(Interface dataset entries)
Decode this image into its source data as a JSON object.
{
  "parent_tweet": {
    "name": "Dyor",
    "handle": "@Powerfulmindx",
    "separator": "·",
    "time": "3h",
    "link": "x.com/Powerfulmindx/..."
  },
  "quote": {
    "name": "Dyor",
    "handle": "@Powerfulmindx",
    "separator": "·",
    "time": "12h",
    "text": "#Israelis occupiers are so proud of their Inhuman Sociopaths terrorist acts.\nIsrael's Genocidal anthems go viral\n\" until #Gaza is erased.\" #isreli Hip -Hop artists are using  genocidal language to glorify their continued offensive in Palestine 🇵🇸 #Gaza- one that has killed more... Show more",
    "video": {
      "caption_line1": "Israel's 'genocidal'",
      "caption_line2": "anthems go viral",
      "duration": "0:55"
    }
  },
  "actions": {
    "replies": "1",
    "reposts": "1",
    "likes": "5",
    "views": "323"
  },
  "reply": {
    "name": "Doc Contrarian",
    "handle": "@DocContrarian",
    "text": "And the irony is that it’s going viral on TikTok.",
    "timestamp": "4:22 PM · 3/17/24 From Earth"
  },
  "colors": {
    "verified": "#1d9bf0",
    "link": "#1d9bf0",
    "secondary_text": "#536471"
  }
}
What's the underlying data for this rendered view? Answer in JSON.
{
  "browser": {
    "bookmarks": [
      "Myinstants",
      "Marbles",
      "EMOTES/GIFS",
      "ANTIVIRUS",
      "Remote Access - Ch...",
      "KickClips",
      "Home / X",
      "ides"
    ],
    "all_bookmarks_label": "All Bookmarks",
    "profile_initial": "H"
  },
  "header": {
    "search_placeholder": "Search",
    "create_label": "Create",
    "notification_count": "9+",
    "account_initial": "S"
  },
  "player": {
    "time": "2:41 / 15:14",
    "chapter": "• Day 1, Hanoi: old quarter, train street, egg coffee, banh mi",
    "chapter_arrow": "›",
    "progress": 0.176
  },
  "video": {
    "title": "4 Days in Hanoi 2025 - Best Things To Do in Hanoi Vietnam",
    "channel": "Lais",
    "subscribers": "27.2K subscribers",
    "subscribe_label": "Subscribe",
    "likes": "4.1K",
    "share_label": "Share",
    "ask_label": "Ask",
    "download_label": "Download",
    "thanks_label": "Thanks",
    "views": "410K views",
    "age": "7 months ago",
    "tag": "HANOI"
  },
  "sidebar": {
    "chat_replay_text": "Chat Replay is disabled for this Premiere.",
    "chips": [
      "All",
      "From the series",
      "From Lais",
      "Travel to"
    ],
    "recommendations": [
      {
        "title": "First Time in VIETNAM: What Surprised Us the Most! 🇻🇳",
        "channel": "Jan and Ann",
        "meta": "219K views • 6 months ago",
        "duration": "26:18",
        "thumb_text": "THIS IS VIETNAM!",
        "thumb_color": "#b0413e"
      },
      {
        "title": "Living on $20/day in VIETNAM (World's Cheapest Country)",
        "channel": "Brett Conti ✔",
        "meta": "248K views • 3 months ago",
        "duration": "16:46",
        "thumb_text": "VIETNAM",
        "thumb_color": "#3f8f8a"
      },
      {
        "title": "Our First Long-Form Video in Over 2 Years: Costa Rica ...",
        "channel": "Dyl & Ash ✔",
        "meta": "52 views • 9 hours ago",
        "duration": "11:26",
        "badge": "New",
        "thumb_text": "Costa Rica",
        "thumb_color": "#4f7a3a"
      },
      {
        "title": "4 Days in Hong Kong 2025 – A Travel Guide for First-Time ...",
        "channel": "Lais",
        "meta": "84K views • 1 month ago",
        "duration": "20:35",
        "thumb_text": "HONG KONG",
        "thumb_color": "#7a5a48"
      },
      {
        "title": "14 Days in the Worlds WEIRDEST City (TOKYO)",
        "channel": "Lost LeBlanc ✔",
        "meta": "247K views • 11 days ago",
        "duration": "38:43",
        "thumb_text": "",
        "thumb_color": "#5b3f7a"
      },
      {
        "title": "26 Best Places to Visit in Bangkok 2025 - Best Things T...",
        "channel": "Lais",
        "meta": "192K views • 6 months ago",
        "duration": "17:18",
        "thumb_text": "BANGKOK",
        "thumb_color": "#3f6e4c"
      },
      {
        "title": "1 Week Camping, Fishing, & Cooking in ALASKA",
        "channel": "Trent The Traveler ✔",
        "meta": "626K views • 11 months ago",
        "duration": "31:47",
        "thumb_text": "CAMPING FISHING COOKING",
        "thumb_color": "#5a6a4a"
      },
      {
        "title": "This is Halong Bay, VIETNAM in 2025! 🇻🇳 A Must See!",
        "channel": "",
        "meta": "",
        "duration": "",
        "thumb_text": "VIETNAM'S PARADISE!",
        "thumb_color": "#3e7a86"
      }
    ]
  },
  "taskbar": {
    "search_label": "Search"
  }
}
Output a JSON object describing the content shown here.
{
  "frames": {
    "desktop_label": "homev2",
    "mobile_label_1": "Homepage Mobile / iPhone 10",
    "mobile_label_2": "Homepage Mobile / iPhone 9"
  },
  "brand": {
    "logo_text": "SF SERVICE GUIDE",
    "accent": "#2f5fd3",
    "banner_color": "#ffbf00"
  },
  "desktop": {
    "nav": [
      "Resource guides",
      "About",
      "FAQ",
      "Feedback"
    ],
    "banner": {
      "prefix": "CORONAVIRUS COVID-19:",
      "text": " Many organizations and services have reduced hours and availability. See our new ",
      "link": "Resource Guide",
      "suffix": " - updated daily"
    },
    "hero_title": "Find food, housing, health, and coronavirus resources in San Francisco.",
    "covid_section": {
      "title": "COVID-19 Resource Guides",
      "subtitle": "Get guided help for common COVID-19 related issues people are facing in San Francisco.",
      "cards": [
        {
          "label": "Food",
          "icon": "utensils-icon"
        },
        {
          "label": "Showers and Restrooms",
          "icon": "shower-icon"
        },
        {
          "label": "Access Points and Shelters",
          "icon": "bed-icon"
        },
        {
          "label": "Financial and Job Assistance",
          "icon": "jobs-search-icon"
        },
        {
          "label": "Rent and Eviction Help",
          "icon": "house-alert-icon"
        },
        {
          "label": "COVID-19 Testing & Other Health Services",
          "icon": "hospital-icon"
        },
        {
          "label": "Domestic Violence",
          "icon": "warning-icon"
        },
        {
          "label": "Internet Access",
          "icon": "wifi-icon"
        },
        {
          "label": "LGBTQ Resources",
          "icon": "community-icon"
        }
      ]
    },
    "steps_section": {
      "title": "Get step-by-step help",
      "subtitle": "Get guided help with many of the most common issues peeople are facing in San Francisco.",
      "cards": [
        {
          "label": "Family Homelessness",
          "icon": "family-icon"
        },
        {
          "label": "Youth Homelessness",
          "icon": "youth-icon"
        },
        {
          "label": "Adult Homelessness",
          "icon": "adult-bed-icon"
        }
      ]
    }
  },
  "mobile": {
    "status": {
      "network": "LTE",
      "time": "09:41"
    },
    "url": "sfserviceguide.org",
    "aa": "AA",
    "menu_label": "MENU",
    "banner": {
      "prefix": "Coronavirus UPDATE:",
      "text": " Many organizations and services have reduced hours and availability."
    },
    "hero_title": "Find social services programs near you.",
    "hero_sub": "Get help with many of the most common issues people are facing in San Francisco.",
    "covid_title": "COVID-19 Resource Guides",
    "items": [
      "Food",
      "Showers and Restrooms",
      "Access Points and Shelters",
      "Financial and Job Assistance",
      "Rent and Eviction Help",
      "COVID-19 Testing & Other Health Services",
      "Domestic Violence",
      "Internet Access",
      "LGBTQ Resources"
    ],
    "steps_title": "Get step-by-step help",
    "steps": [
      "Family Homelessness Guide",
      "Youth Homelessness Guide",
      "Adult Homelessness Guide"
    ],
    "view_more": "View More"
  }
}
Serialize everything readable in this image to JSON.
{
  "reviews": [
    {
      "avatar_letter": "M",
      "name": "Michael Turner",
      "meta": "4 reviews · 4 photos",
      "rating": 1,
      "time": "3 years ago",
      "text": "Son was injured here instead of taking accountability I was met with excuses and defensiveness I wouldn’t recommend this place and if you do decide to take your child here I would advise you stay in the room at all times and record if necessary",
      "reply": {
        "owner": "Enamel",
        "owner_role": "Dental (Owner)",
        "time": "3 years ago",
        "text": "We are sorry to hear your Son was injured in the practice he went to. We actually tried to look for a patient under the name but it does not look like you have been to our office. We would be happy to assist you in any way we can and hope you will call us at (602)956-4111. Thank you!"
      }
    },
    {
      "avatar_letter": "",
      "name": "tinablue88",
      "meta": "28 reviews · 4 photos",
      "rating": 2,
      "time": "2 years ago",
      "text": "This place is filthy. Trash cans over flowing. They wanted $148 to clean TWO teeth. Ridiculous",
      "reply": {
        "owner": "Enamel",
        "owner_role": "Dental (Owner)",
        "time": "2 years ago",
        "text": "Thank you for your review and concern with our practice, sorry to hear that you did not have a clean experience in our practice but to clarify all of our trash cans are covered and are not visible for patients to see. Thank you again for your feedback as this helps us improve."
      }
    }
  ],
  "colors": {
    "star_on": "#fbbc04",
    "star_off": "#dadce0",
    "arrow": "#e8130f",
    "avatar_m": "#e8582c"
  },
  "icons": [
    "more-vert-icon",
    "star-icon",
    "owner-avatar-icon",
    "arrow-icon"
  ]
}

_TASK TO CARRY OUT:_ The response should consist of the number of lines in the data that hold the word "duration", with nothing added.

_TASK ANSWER:_ 9